*Supplied data*:

# # # #

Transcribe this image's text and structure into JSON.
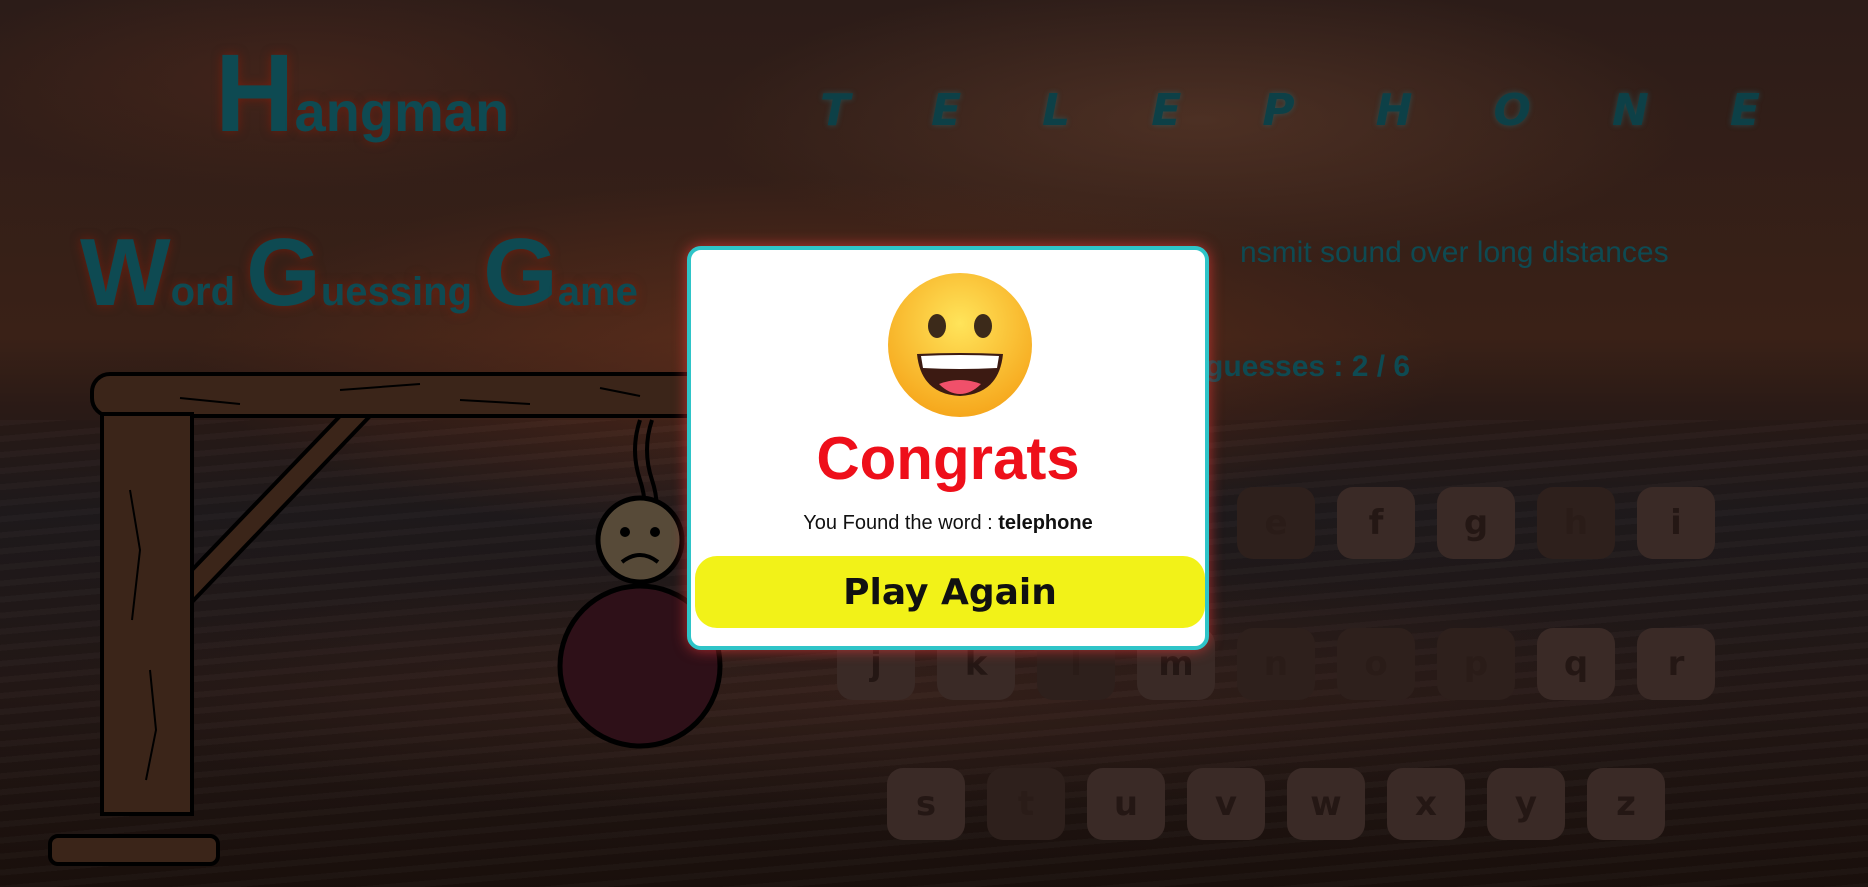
{
  "title": {
    "first_letter": "H",
    "rest": "angman"
  },
  "subtitle": [
    {
      "first_letter": "W",
      "rest": "ord"
    },
    {
      "first_letter": "G",
      "rest": "uessing"
    },
    {
      "first_letter": "G",
      "rest": "ame"
    }
  ],
  "word_letters": [
    "T",
    "E",
    "L",
    "E",
    "P",
    "H",
    "O",
    "N",
    "E"
  ],
  "hint_text": "nsmit sound over long distances",
  "guesses_text": "guesses : 2 / 6",
  "keyboard": {
    "row1": [
      "e",
      "f",
      "g",
      "h",
      "i"
    ],
    "row2": [
      "j",
      "k",
      "l",
      "m",
      "n",
      "o",
      "p",
      "q",
      "r"
    ],
    "row3": [
      "s",
      "t",
      "u",
      "v",
      "w",
      "x",
      "y",
      "z"
    ],
    "used_keys": [
      "e",
      "h",
      "l",
      "n",
      "o",
      "p",
      "t"
    ]
  },
  "modal": {
    "emoji": "grinning-face",
    "heading": "Congrats",
    "message_prefix": "You Found the word : ",
    "found_word": "telephone",
    "button_label": "Play Again"
  },
  "colors": {
    "title_teal": "#0e4a52",
    "modal_border": "#2ec4c8",
    "congrats_red": "#ee0f1a",
    "button_yellow": "#f2f218"
  }
}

# # # #

*What is required*:
Give the data above again in full and unchanged, skipping the pictures.

*Task output*:
Transcribe this image's text and structure into JSON.
{
  "title": {
    "first_letter": "H",
    "rest": "angman"
  },
  "subtitle": [
    {
      "first_letter": "W",
      "rest": "ord"
    },
    {
      "first_letter": "G",
      "rest": "uessing"
    },
    {
      "first_letter": "G",
      "rest": "ame"
    }
  ],
  "word_letters": [
    "T",
    "E",
    "L",
    "E",
    "P",
    "H",
    "O",
    "N",
    "E"
  ],
  "hint_text": "nsmit sound over long distances",
  "guesses_text": "guesses : 2 / 6",
  "keyboard": {
    "row1": [
      "e",
      "f",
      "g",
      "h",
      "i"
    ],
    "row2": [
      "j",
      "k",
      "l",
      "m",
      "n",
      "o",
      "p",
      "q",
      "r"
    ],
    "row3": [
      "s",
      "t",
      "u",
      "v",
      "w",
      "x",
      "y",
      "z"
    ],
    "used_keys": [
      "e",
      "h",
      "l",
      "n",
      "o",
      "p",
      "t"
    ]
  },
  "modal": {
    "emoji": "grinning-face",
    "heading": "Congrats",
    "message_prefix": "You Found the word : ",
    "found_word": "telephone",
    "button_label": "Play Again"
  },
  "colors": {
    "title_teal": "#0e4a52",
    "modal_border": "#2ec4c8",
    "congrats_red": "#ee0f1a",
    "button_yellow": "#f2f218"
  }
}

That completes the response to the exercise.